- **EXERCISE OBJECTIVE**: Search the data for the word "catalogaçao" and copy every line that contains it.

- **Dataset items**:

— Start —

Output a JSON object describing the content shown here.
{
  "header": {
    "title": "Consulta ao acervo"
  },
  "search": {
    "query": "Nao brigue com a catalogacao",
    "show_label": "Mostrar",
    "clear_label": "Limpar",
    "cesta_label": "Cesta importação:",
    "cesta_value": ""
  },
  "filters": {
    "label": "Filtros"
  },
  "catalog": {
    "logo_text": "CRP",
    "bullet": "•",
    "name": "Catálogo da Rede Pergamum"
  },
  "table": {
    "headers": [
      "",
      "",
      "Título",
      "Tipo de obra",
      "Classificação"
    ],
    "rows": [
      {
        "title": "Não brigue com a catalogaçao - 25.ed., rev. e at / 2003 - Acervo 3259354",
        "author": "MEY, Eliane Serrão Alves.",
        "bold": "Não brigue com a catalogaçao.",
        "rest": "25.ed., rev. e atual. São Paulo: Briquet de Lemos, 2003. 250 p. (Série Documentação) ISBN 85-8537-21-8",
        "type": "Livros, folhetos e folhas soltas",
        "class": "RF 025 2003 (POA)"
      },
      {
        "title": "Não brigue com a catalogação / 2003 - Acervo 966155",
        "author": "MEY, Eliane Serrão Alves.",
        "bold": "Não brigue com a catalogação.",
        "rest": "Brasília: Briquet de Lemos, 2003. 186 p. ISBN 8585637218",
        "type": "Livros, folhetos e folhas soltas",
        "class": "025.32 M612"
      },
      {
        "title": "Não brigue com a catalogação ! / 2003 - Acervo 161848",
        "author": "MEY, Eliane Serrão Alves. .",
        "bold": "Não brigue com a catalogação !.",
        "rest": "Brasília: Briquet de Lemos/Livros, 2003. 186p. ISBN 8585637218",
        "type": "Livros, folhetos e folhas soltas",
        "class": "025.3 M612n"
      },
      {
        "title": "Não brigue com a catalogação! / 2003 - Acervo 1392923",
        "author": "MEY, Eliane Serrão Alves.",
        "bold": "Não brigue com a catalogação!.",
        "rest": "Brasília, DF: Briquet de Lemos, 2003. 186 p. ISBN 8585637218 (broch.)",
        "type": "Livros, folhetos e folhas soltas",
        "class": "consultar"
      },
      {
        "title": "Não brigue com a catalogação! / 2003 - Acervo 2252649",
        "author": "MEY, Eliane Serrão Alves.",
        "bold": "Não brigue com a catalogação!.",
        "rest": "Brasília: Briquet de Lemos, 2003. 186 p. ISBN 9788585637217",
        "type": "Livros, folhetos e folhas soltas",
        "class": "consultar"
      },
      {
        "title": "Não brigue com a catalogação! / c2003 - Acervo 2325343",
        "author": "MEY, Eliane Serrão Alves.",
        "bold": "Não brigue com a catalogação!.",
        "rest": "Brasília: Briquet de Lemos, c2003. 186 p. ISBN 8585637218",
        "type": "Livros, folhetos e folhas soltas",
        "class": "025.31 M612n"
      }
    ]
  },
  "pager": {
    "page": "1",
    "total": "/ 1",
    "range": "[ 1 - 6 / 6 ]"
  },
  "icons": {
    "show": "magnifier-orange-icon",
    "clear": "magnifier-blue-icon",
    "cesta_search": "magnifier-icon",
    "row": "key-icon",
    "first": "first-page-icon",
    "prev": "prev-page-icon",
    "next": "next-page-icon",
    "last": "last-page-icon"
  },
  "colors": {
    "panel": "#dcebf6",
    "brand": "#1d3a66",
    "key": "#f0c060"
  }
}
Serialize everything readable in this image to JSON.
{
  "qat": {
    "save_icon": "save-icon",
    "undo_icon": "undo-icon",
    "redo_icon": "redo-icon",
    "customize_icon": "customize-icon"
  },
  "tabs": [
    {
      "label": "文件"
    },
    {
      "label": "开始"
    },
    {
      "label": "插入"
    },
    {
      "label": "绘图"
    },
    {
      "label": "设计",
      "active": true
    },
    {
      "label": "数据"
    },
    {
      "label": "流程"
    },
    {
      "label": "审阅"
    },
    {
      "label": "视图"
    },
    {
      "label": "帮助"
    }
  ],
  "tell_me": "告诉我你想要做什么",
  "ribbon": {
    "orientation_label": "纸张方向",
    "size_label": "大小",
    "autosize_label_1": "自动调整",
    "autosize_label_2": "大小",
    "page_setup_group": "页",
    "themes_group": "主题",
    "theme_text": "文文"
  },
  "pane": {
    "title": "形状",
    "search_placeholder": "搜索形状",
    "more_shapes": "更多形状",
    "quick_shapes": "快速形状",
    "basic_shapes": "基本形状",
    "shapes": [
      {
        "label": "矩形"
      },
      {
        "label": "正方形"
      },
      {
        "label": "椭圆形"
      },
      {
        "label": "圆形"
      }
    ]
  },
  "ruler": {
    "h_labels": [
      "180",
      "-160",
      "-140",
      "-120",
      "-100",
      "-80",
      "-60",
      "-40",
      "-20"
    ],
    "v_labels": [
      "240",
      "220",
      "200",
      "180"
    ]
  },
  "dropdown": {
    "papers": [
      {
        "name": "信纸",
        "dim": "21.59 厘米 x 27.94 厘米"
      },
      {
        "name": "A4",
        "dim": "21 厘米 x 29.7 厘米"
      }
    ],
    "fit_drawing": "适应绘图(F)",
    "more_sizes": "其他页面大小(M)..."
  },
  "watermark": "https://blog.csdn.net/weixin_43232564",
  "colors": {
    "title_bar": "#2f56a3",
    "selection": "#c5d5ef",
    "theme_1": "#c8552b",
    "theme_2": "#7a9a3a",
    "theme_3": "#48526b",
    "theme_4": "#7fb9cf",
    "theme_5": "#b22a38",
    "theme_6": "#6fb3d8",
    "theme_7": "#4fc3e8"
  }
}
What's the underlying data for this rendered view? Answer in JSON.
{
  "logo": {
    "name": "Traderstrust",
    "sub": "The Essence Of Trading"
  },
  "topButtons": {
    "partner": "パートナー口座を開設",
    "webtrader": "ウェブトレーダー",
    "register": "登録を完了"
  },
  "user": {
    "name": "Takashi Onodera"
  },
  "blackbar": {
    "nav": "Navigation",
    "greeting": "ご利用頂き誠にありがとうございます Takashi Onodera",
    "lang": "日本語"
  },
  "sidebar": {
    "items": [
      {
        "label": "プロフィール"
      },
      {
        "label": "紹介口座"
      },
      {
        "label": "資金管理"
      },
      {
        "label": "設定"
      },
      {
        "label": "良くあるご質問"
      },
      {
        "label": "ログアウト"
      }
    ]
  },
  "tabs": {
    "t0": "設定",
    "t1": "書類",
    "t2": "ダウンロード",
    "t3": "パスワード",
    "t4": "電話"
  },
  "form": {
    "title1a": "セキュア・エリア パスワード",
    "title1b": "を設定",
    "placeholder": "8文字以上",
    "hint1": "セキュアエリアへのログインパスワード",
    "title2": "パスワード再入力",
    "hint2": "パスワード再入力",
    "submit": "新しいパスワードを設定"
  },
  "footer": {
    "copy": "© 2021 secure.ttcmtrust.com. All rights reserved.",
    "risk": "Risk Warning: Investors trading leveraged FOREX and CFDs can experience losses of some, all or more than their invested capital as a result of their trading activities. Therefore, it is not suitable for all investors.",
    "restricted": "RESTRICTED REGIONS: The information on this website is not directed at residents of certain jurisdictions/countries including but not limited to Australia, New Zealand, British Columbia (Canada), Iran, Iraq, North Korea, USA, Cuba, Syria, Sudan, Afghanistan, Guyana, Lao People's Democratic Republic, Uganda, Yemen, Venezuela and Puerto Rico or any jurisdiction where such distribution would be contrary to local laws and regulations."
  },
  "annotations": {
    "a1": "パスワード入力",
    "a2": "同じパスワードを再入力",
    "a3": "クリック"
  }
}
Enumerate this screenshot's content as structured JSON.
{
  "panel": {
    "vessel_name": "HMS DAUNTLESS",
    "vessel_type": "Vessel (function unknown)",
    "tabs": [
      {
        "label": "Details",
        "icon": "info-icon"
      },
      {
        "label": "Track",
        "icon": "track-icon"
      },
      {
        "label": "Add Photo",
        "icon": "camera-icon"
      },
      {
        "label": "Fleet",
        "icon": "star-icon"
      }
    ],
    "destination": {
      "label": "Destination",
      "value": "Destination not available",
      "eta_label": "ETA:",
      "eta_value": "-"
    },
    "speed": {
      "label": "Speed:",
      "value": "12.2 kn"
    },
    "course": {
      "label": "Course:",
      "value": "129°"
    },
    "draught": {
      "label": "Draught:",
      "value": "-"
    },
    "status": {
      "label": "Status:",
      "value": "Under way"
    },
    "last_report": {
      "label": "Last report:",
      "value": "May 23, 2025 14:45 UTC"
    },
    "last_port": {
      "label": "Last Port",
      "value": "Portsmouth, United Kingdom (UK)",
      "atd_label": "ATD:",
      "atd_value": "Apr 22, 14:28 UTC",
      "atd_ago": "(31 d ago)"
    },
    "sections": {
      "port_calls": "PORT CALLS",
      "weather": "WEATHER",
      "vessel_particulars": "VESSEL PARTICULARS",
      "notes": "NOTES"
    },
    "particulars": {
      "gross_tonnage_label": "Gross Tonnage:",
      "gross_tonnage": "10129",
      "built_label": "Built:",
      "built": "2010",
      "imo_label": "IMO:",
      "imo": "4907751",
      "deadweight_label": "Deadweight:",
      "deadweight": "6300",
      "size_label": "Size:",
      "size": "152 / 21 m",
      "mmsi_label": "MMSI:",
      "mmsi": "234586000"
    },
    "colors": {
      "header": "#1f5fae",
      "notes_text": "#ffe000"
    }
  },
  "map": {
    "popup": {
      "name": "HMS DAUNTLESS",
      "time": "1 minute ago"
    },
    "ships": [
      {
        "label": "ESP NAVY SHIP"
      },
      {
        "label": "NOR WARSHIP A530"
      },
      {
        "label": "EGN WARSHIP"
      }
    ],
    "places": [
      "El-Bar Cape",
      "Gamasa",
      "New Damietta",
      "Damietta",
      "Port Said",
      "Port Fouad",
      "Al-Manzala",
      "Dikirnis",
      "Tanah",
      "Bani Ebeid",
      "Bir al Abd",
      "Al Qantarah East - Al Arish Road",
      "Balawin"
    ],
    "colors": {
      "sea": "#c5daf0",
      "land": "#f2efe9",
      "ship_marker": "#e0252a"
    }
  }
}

— End —

- **WRITTEN ANSWER**:
        "title": "Não brigue com a catalogaçao - 25.ed., rev. e at / 2003 - Acervo 3259354",
        "bold": "Não brigue com a catalogaçao.",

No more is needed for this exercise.